- [TASK DIRECTIONS]:
Pick out each line in these entries that contains the string "screenshot".

- [DATA RECORDS]:

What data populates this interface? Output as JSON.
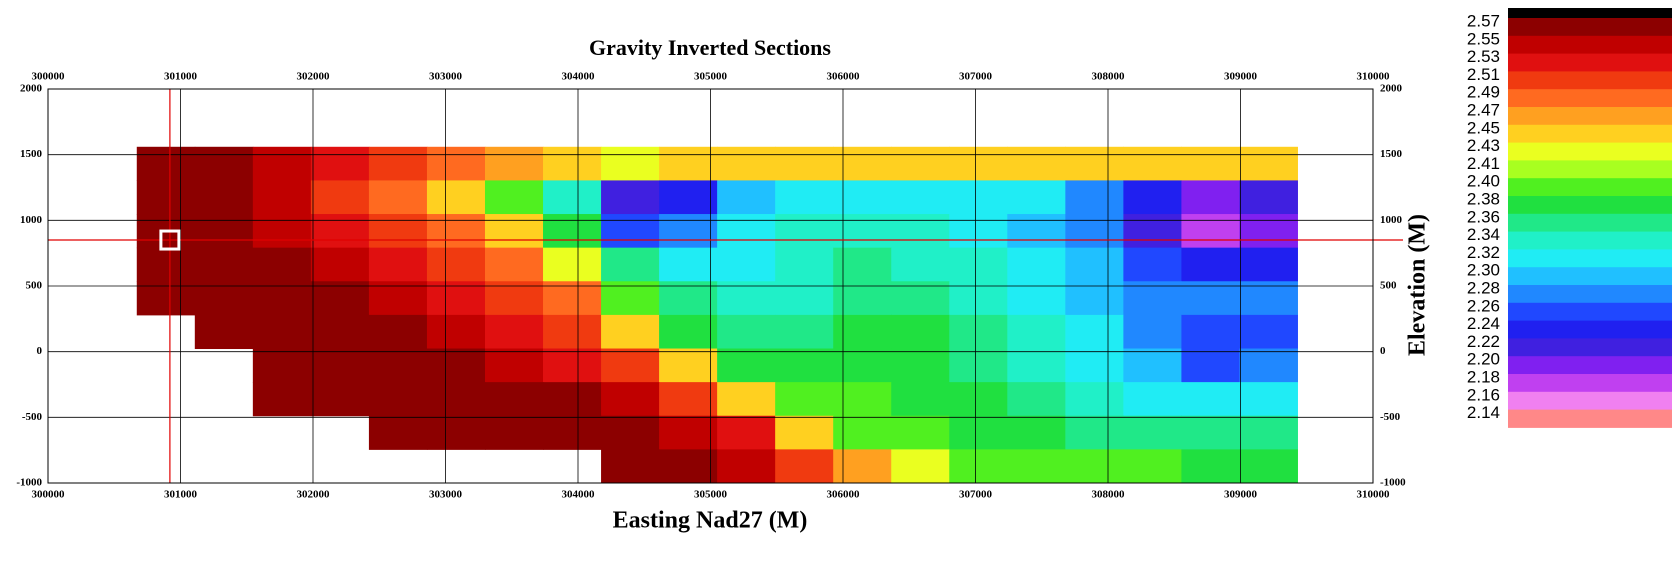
{
  "chart_data": {
    "type": "heatmap",
    "title": "Gravity Inverted Sections",
    "x_label": "Easting Nad27 (M)",
    "y_label": "Elevation (M)",
    "xlim": [
      300000,
      310000
    ],
    "ylim": [
      -1000,
      2000
    ],
    "xticks": [
      300000,
      301000,
      302000,
      303000,
      304000,
      305000,
      306000,
      307000,
      308000,
      309000,
      310000
    ],
    "yticks": [
      -1000,
      -500,
      0,
      500,
      1000,
      1500,
      2000
    ],
    "grid": true,
    "grid_color": "#000000",
    "crosshair": {
      "x": 300920,
      "y": 850,
      "color": "#e00000"
    },
    "x": [
      300670,
      301108,
      301546,
      301984,
      302422,
      302860,
      303298,
      303736,
      304174,
      304612,
      305050,
      305488,
      305926,
      306364,
      306802,
      307240,
      307678,
      308116,
      308554,
      308992,
      309430
    ],
    "y": [
      1560,
      1304,
      1048,
      792,
      536,
      280,
      24,
      -232,
      -488,
      -744,
      -1000
    ],
    "values": [
      [
        2.57,
        2.57,
        2.55,
        2.53,
        2.51,
        2.49,
        2.47,
        2.45,
        2.43,
        2.45,
        2.45,
        2.45,
        2.45,
        2.45,
        2.45,
        2.45,
        2.45,
        2.45,
        2.45,
        2.45
      ],
      [
        2.57,
        2.57,
        2.55,
        2.51,
        2.49,
        2.45,
        2.4,
        2.34,
        2.22,
        2.24,
        2.3,
        2.32,
        2.32,
        2.32,
        2.32,
        2.32,
        2.28,
        2.24,
        2.2,
        2.22
      ],
      [
        2.57,
        2.57,
        2.55,
        2.53,
        2.51,
        2.49,
        2.45,
        2.38,
        2.26,
        2.28,
        2.32,
        2.34,
        2.34,
        2.34,
        2.32,
        2.3,
        2.28,
        2.22,
        2.18,
        2.2
      ],
      [
        2.57,
        2.57,
        2.57,
        2.55,
        2.53,
        2.51,
        2.49,
        2.43,
        2.36,
        2.32,
        2.32,
        2.34,
        2.36,
        2.34,
        2.34,
        2.32,
        2.3,
        2.26,
        2.24,
        2.24
      ],
      [
        2.57,
        2.57,
        2.57,
        2.57,
        2.55,
        2.53,
        2.51,
        2.49,
        2.4,
        2.36,
        2.34,
        2.34,
        2.36,
        2.36,
        2.34,
        2.32,
        2.3,
        2.28,
        2.28,
        2.28
      ],
      [
        null,
        2.57,
        2.57,
        2.57,
        2.57,
        2.55,
        2.53,
        2.51,
        2.45,
        2.38,
        2.36,
        2.36,
        2.38,
        2.38,
        2.36,
        2.34,
        2.32,
        2.28,
        2.26,
        2.26
      ],
      [
        null,
        null,
        2.57,
        2.57,
        2.57,
        2.57,
        2.55,
        2.53,
        2.51,
        2.45,
        2.38,
        2.38,
        2.38,
        2.38,
        2.36,
        2.34,
        2.32,
        2.3,
        2.26,
        2.28
      ],
      [
        null,
        null,
        2.57,
        2.57,
        2.57,
        2.57,
        2.57,
        2.57,
        2.55,
        2.51,
        2.45,
        2.4,
        2.4,
        2.38,
        2.38,
        2.36,
        2.34,
        2.32,
        2.32,
        2.32
      ],
      [
        null,
        null,
        null,
        null,
        2.57,
        2.57,
        2.57,
        2.57,
        2.57,
        2.55,
        2.53,
        2.45,
        2.4,
        2.4,
        2.38,
        2.38,
        2.36,
        2.36,
        2.36,
        2.36
      ],
      [
        null,
        null,
        null,
        null,
        null,
        null,
        null,
        null,
        2.57,
        2.57,
        2.55,
        2.51,
        2.47,
        2.43,
        2.4,
        2.4,
        2.4,
        2.4,
        2.38,
        2.38
      ]
    ],
    "colorbar": {
      "over_color": "#000000",
      "ticks": [
        2.57,
        2.55,
        2.53,
        2.51,
        2.49,
        2.47,
        2.45,
        2.43,
        2.41,
        {
          "value": 2.4,
          "label": "2.40"
        },
        2.38,
        2.36,
        2.34,
        2.32,
        {
          "value": 2.3,
          "label": "2.30"
        },
        2.28,
        2.26,
        2.24,
        2.22,
        {
          "value": 2.2,
          "label": "2.20"
        },
        2.18,
        2.16,
        2.14
      ],
      "colors": [
        "#8c0000",
        "#c00000",
        "#e01010",
        "#f03a10",
        "#ff6a20",
        "#ffa020",
        "#ffd020",
        "#eaff20",
        "#a8ff20",
        "#50f020",
        "#20e040",
        "#20e888",
        "#20f0c8",
        "#20ecf4",
        "#20c0ff",
        "#2088ff",
        "#2048ff",
        "#2020f0",
        "#4020e0",
        "#8020f0",
        "#c040f0",
        "#f080f0",
        "#ff8888"
      ]
    }
  }
}
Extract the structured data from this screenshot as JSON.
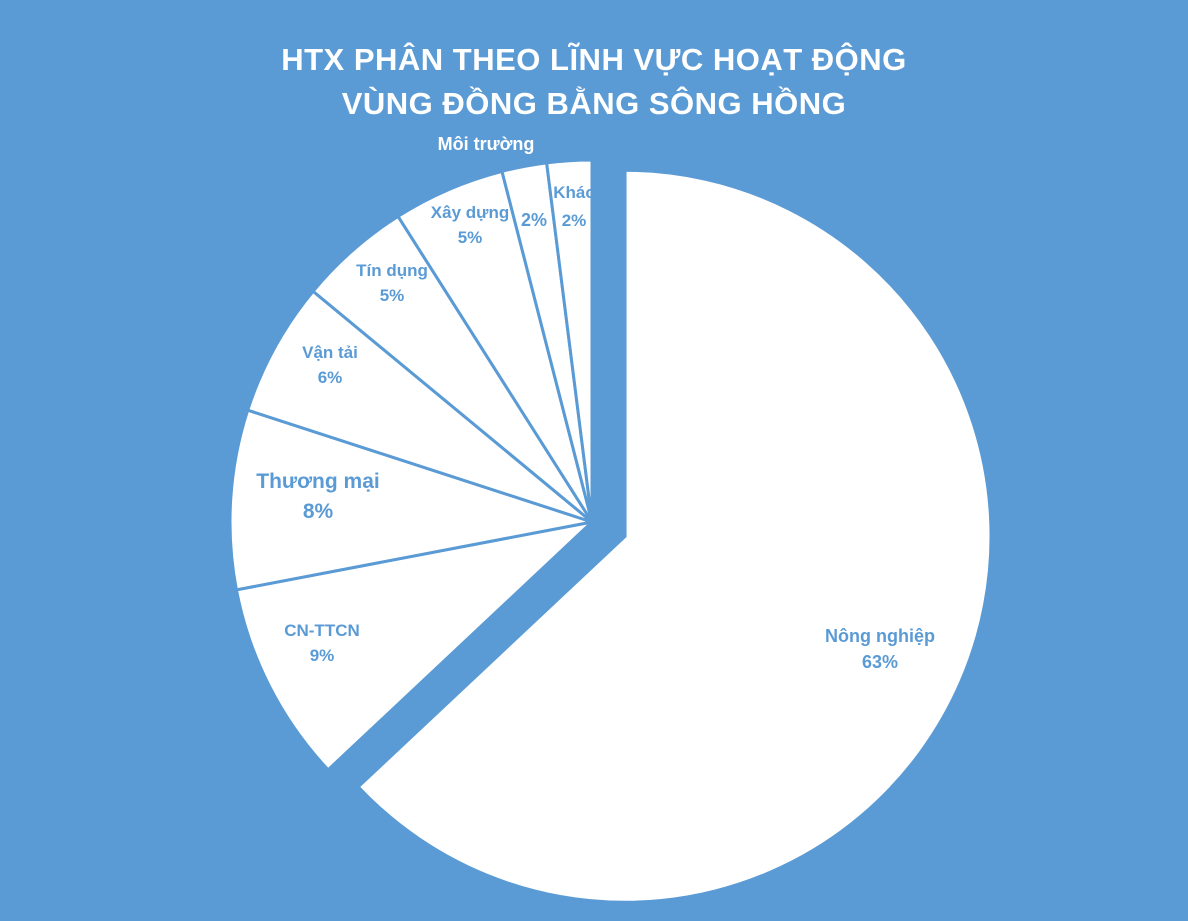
{
  "chart_data": {
    "type": "pie",
    "title": "HTX PHÂN THEO LĨNH VỰC HOẠT ĐỘNG",
    "subtitle": "VÙNG ĐỒNG BẰNG SÔNG HỒNG",
    "categories": [
      "Nông nghiệp",
      "CN-TTCN",
      "Thương mại",
      "Vận tải",
      "Tín dụng",
      "Xây dựng",
      "Môi trường",
      "Khác"
    ],
    "values": [
      63,
      9,
      8,
      6,
      5,
      5,
      2,
      2
    ],
    "data_labels": [
      "63%",
      "9%",
      "8%",
      "6%",
      "5%",
      "5%",
      "2%",
      "2%"
    ],
    "exploded": [
      "Nông nghiệp"
    ],
    "start_angle": "12 o'clock, clockwise",
    "colors": {
      "background": "#5b9bd5",
      "slice_fill": "#ffffff",
      "slice_border": "#5b9bd5",
      "label": "#5b9bd5",
      "title": "#ffffff"
    }
  }
}
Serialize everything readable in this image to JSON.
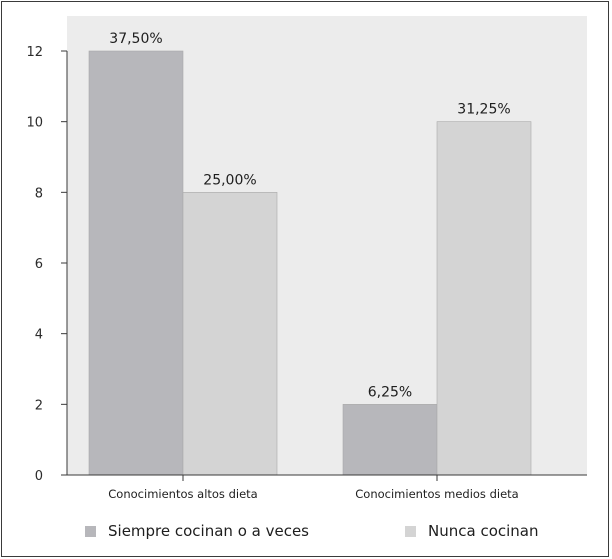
{
  "chart_data": {
    "type": "bar",
    "categories": [
      "Conocimientos altos dieta",
      "Conocimientos medios dieta"
    ],
    "series": [
      {
        "name": "Siempre cocinan o a veces",
        "values": [
          12,
          2
        ],
        "labels": [
          "37,50%",
          "6,25%"
        ],
        "color": "#b7b7bb"
      },
      {
        "name": "Nunca cocinan",
        "values": [
          8,
          10
        ],
        "labels": [
          "25,00%",
          "31,25%"
        ],
        "color": "#d4d4d4"
      }
    ],
    "ylim": [
      0,
      12
    ],
    "yticks": [
      0,
      2,
      4,
      6,
      8,
      10,
      12
    ],
    "plot_background": "#ececec",
    "legend_position": "bottom",
    "grid": false
  }
}
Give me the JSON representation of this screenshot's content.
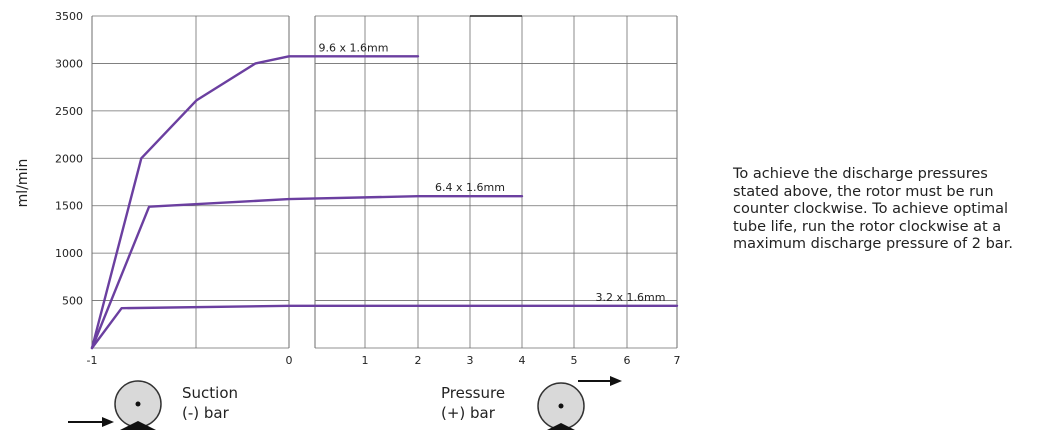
{
  "chart_data": {
    "type": "line",
    "ylabel": "ml/min",
    "y_ticks": [
      500,
      1000,
      1500,
      2000,
      2500,
      3000,
      3500
    ],
    "ylim": [
      0,
      3500
    ],
    "x_ticks_suction": [
      "-1",
      "0"
    ],
    "x_ticks_pressure": [
      "1",
      "2",
      "3",
      "4",
      "5",
      "6",
      "7"
    ],
    "grid": true,
    "series": [
      {
        "name": "9.6 x 1.6mm",
        "color": "#6b3fa0",
        "points": [
          [
            -1,
            0
          ],
          [
            -0.75,
            2000
          ],
          [
            -0.47,
            2610
          ],
          [
            -0.17,
            3000
          ],
          [
            0,
            3075
          ],
          [
            2,
            3075
          ]
        ]
      },
      {
        "name": "6.4 x 1.6mm",
        "color": "#6b3fa0",
        "points": [
          [
            -1,
            0
          ],
          [
            -0.71,
            1490
          ],
          [
            0,
            1570
          ],
          [
            2,
            1600
          ],
          [
            4,
            1600
          ]
        ]
      },
      {
        "name": "3.2 x 1.6mm",
        "color": "#6b3fa0",
        "points": [
          [
            -1,
            0
          ],
          [
            -0.85,
            420
          ],
          [
            0,
            445
          ],
          [
            7,
            445
          ]
        ]
      }
    ]
  },
  "captions": {
    "suction_line1": "Suction",
    "suction_line2": "(-) bar",
    "pressure_line1": "Pressure",
    "pressure_line2": "(+) bar"
  },
  "note": "To achieve the discharge pressures stated above, the rotor must be run counter clockwise.  To achieve optimal tube life, run the rotor clockwise at a maximum discharge pressure of 2 bar."
}
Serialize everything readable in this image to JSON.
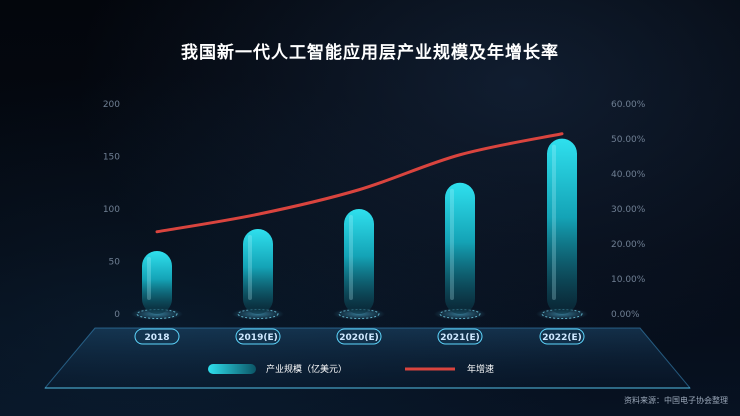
{
  "title": "我国新一代人工智能应用层产业规模及年增长率",
  "source": "资料来源：中国电子协会整理",
  "colors": {
    "bar": "#1fc8d8",
    "line": "#d9443e",
    "accent": "#5fd8ff"
  },
  "chart_data": {
    "type": "bar",
    "categories": [
      "2018",
      "2019(E)",
      "2020(E)",
      "2021(E)",
      "2022(E)"
    ],
    "series": [
      {
        "name": "产业规模（亿美元）",
        "type": "bar",
        "axis": "left",
        "values": [
          60,
          81,
          100,
          125,
          167
        ]
      },
      {
        "name": "年增速",
        "type": "line",
        "axis": "right",
        "values": [
          23.5,
          28.5,
          35.5,
          45.5,
          51.5
        ]
      }
    ],
    "ylim_left": [
      0,
      200
    ],
    "yticks_left": [
      "0",
      "50",
      "100",
      "150",
      "200"
    ],
    "ylim_right": [
      0,
      60
    ],
    "yticks_right": [
      "0.00%",
      "10.00%",
      "20.00%",
      "30.00%",
      "40.00%",
      "50.00%",
      "60.00%"
    ],
    "legend": {
      "placement": "bottom"
    },
    "grid": false
  }
}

- [REPLY TO THE EXERCISE]:
Extract the structured data from this screenshot as JSON.
Give me the JSON representation of this screenshot's content.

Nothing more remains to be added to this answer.